- Task to carry out
Print all the entries verbatim.

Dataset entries
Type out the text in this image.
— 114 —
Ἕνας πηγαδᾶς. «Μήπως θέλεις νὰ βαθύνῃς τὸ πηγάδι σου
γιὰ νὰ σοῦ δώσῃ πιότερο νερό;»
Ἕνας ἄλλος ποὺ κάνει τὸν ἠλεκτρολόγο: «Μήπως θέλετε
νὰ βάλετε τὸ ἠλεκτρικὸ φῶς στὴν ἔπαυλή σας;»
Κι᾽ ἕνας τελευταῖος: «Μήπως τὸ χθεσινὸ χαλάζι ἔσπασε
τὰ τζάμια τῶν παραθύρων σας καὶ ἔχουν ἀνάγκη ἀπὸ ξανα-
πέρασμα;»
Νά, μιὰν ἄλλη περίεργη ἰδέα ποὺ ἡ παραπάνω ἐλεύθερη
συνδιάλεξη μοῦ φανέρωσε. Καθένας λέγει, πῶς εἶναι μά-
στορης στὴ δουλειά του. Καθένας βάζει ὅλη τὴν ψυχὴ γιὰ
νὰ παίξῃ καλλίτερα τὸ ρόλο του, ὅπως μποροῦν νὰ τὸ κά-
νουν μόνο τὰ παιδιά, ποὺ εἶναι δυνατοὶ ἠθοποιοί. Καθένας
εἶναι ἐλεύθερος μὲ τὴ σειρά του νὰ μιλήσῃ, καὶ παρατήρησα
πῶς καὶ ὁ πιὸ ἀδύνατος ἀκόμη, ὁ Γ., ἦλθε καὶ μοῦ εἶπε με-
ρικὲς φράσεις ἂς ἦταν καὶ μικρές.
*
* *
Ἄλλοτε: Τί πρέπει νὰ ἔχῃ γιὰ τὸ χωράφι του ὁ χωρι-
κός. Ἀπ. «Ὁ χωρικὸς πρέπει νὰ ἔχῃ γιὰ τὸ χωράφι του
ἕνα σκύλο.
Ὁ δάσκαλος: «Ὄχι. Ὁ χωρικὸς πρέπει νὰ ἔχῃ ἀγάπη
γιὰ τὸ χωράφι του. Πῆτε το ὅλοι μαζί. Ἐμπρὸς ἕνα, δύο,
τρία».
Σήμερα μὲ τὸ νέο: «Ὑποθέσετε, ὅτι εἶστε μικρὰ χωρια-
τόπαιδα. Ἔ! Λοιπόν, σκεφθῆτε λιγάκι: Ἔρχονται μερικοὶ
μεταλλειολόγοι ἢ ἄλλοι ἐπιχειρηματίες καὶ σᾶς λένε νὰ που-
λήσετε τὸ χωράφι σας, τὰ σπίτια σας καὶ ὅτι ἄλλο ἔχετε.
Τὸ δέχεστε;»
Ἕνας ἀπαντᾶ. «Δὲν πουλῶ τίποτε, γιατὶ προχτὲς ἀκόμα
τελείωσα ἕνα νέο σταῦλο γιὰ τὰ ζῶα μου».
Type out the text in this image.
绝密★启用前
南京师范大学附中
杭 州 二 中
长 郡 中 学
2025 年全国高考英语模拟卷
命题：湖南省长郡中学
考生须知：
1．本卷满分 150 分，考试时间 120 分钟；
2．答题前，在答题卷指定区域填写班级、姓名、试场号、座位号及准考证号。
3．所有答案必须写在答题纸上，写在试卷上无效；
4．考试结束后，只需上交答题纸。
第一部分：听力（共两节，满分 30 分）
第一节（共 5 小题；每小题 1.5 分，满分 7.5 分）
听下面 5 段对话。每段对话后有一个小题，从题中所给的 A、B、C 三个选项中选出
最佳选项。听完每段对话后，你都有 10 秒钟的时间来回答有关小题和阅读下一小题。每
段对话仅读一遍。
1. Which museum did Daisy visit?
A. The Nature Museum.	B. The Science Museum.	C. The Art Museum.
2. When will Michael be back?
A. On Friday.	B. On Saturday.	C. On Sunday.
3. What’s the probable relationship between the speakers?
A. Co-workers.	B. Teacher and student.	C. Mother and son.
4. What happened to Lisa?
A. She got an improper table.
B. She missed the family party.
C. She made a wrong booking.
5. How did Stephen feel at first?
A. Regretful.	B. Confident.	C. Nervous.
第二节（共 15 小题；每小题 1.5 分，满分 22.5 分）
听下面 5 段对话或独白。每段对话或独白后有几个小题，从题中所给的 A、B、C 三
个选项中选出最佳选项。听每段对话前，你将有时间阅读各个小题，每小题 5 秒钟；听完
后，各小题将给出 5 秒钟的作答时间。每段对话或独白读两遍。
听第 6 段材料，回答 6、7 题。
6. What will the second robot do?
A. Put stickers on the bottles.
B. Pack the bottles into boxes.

- Task response
Type out the text in this image.
— 114 —
Ἕνας πηγαδᾶς. «Μήπως θέλεις νὰ βαθύνῃς τὸ πηγάδι σου
γιὰ νὰ σοῦ δώσῃ πιότερο νερό;»
Ἕνας ἄλλος ποὺ κάνει τὸν ἠλεκτρολόγο: «Μήπως θέλετε
νὰ βάλετε τὸ ἠλεκτρικὸ φῶς στὴν ἔπαυλή σας;»
Κι᾽ ἕνας τελευταῖος: «Μήπως τὸ χθεσινὸ χαλάζι ἔσπασε
τὰ τζάμια τῶν παραθύρων σας καὶ ἔχουν ἀνάγκη ἀπὸ ξανα-
πέρασμα;»
Νά, μιὰν ἄλλη περίεργη ἰδέα ποὺ ἡ παραπάνω ἐλεύθερη
συνδιάλεξη μοῦ φανέρωσε. Καθένας λέγει, πῶς εἶναι μά-
στορης στὴ δουλειά του. Καθένας βάζει ὅλη τὴν ψυχὴ γιὰ
νὰ παίξῃ καλλίτερα τὸ ρόλο του, ὅπως μποροῦν νὰ τὸ κά-
νουν μόνο τὰ παιδιά, ποὺ εἶναι δυνατοὶ ἠθοποιοί. Καθένας
εἶναι ἐλεύθερος μὲ τὴ σειρά του νὰ μιλήσῃ, καὶ παρατήρησα
πῶς καὶ ὁ πιὸ ἀδύνατος ἀκόμη, ὁ Γ., ἦλθε καὶ μοῦ εἶπε με-
ρικὲς φράσεις ἂς ἦταν καὶ μικρές.
*
* *
Ἄλλοτε: Τί πρέπει νὰ ἔχῃ γιὰ τὸ χωράφι του ὁ χωρι-
κός. Ἀπ. «Ὁ χωρικὸς πρέπει νὰ ἔχῃ γιὰ τὸ χωράφι του
ἕνα σκύλο.
Ὁ δάσκαλος: «Ὄχι. Ὁ χωρικὸς πρέπει νὰ ἔχῃ ἀγάπη
γιὰ τὸ χωράφι του. Πῆτε το ὅλοι μαζί. Ἐμπρὸς ἕνα, δύο,
τρία».
Σήμερα μὲ τὸ νέο: «Ὑποθέσετε, ὅτι εἶστε μικρὰ χωρια-
τόπαιδα. Ἔ! Λοιπόν, σκεφθῆτε λιγάκι: Ἔρχονται μερικοὶ
μεταλλειολόγοι ἢ ἄλλοι ἐπιχειρηματίες καὶ σᾶς λένε νὰ που-
λήσετε τὸ χωράφι σας, τὰ σπίτια σας καὶ ὅτι ἄλλο ἔχετε.
Τὸ δέχεστε;»
Ἕνας ἀπαντᾶ. «Δὲν πουλῶ τίποτε, γιατὶ προχτὲς ἀκόμα
τελείωσα ἕνα νέο σταῦλο γιὰ τὰ ζῶα μου».
Type out the text in this image.
绝密★启用前
南京师范大学附中
杭 州 二 中
长 郡 中 学
2025 年全国高考英语模拟卷
命题：湖南省长郡中学
考生须知：
1．本卷满分 150 分，考试时间 120 分钟；
2．答题前，在答题卷指定区域填写班级、姓名、试场号、座位号及准考证号。
3．所有答案必须写在答题纸上，写在试卷上无效；
4．考试结束后，只需上交答题纸。
第一部分：听力（共两节，满分 30 分）
第一节（共 5 小题；每小题 1.5 分，满分 7.5 分）
听下面 5 段对话。每段对话后有一个小题，从题中所给的 A、B、C 三个选项中选出
最佳选项。听完每段对话后，你都有 10 秒钟的时间来回答有关小题和阅读下一小题。每
段对话仅读一遍。
1. Which museum did Daisy visit?
A. The Nature Museum.	B. The Science Museum.	C. The Art Museum.
2. When will Michael be back?
A. On Friday.	B. On Saturday.	C. On Sunday.
3. What’s the probable relationship between the speakers?
A. Co-workers.	B. Teacher and student.	C. Mother and son.
4. What happened to Lisa?
A. She got an improper table.
B. She missed the family party.
C. She made a wrong booking.
5. How did Stephen feel at first?
A. Regretful.	B. Confident.	C. Nervous.
第二节（共 15 小题；每小题 1.5 分，满分 22.5 分）
听下面 5 段对话或独白。每段对话或独白后有几个小题，从题中所给的 A、B、C 三
个选项中选出最佳选项。听每段对话前，你将有时间阅读各个小题，每小题 5 秒钟；听完
后，各小题将给出 5 秒钟的作答时间。每段对话或独白读两遍。
听第 6 段材料，回答 6、7 题。
6. What will the second robot do?
A. Put stickers on the bottles.
B. Pack the bottles into boxes.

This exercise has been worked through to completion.